Dataset records ▸
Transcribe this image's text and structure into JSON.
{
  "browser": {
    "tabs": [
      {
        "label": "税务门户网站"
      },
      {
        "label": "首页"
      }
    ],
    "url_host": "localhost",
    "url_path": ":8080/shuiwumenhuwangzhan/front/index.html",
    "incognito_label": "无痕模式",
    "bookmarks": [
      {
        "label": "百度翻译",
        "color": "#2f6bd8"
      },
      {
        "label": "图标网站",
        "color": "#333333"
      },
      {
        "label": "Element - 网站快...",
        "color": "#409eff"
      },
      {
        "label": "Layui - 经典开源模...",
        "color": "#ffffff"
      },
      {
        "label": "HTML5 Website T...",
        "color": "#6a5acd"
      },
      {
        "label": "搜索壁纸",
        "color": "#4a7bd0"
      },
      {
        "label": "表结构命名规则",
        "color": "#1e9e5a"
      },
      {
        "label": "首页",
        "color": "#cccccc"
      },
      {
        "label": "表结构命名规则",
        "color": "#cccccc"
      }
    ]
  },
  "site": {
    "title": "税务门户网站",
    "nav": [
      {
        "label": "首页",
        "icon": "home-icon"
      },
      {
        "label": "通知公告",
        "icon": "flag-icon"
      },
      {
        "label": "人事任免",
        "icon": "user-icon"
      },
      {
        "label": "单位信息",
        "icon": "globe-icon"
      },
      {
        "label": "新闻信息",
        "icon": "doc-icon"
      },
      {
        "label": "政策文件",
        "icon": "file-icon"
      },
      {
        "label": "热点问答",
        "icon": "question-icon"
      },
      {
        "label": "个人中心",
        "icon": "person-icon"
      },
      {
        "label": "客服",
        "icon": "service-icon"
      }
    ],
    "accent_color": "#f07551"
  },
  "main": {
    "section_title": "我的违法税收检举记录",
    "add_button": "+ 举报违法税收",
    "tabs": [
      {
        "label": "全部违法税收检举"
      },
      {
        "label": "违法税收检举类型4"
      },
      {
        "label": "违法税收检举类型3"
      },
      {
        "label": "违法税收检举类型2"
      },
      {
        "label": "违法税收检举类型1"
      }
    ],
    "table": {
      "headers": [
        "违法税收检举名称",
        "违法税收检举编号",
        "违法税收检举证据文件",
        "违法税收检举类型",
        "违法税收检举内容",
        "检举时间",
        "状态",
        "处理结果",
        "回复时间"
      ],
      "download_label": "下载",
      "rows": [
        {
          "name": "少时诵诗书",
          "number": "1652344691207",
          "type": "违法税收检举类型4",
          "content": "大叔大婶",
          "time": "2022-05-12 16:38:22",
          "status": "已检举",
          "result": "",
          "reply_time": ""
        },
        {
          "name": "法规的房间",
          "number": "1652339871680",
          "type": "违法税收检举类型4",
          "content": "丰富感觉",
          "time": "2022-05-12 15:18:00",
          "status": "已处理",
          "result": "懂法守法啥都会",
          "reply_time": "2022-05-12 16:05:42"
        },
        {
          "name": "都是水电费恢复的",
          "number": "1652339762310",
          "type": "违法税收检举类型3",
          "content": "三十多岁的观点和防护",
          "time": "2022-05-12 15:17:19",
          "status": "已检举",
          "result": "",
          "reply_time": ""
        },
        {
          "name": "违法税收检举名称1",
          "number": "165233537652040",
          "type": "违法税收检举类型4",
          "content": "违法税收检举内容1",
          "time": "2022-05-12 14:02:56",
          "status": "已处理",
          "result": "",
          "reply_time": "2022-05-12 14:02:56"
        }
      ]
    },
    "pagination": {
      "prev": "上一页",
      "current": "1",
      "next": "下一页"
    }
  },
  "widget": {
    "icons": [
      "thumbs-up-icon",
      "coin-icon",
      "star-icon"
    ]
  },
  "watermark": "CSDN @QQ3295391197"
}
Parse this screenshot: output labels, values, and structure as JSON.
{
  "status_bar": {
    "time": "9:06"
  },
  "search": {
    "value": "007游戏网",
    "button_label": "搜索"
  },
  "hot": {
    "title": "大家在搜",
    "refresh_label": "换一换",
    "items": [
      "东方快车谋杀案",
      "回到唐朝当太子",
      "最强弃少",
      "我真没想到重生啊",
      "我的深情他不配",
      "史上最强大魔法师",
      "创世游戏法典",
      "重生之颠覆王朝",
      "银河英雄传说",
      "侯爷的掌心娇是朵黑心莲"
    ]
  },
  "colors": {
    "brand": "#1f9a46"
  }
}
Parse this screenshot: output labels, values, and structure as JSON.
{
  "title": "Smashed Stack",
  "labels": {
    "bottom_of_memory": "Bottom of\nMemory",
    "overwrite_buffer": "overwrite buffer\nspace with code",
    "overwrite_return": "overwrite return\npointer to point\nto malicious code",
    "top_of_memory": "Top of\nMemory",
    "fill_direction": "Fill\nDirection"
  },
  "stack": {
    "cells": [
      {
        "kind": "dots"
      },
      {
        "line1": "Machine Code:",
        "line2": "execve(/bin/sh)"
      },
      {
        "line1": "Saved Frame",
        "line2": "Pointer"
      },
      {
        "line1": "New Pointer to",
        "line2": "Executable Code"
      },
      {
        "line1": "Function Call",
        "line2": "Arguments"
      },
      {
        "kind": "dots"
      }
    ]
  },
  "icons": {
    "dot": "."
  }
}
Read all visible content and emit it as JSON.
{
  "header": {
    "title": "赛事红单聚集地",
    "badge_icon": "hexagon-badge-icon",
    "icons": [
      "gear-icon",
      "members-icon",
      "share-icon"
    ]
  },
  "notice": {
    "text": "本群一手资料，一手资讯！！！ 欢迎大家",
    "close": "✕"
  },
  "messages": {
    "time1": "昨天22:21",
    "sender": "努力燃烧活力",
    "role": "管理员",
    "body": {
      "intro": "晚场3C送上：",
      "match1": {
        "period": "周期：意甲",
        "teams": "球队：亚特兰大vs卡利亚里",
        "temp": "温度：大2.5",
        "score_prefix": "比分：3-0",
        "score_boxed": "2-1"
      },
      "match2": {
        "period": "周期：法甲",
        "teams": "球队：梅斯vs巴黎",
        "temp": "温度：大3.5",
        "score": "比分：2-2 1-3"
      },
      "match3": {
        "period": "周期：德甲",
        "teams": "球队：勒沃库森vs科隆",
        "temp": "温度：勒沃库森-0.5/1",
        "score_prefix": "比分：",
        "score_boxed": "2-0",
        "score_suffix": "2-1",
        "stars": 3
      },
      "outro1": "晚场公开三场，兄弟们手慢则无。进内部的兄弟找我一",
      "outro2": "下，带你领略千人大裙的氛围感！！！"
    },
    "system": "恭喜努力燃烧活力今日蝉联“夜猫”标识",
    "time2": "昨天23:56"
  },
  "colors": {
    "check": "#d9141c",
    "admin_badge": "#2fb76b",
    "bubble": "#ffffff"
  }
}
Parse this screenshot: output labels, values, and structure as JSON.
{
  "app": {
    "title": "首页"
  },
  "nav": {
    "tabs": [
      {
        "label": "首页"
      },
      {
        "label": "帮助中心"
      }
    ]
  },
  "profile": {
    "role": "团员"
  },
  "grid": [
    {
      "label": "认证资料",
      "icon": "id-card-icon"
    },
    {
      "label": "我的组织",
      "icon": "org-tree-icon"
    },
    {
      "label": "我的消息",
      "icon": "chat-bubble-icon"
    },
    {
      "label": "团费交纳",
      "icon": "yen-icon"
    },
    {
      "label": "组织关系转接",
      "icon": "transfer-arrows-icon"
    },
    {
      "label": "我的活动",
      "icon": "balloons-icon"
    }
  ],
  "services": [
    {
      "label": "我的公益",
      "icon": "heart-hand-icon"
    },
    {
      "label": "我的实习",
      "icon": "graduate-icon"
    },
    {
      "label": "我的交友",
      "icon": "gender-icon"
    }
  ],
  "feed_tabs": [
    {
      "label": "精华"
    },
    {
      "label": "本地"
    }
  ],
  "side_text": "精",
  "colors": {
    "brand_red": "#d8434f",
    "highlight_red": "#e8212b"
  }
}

Aim ▸ Extract every line of the records above that contains the word "content".

Solution to this exercise ▸
          "content": "大叔大婶",
          "content": "丰富感觉",
          "content": "三十多岁的观点和防护",
          "content": "违法税收检举内容1",
Read all visible content and emit it as JSON.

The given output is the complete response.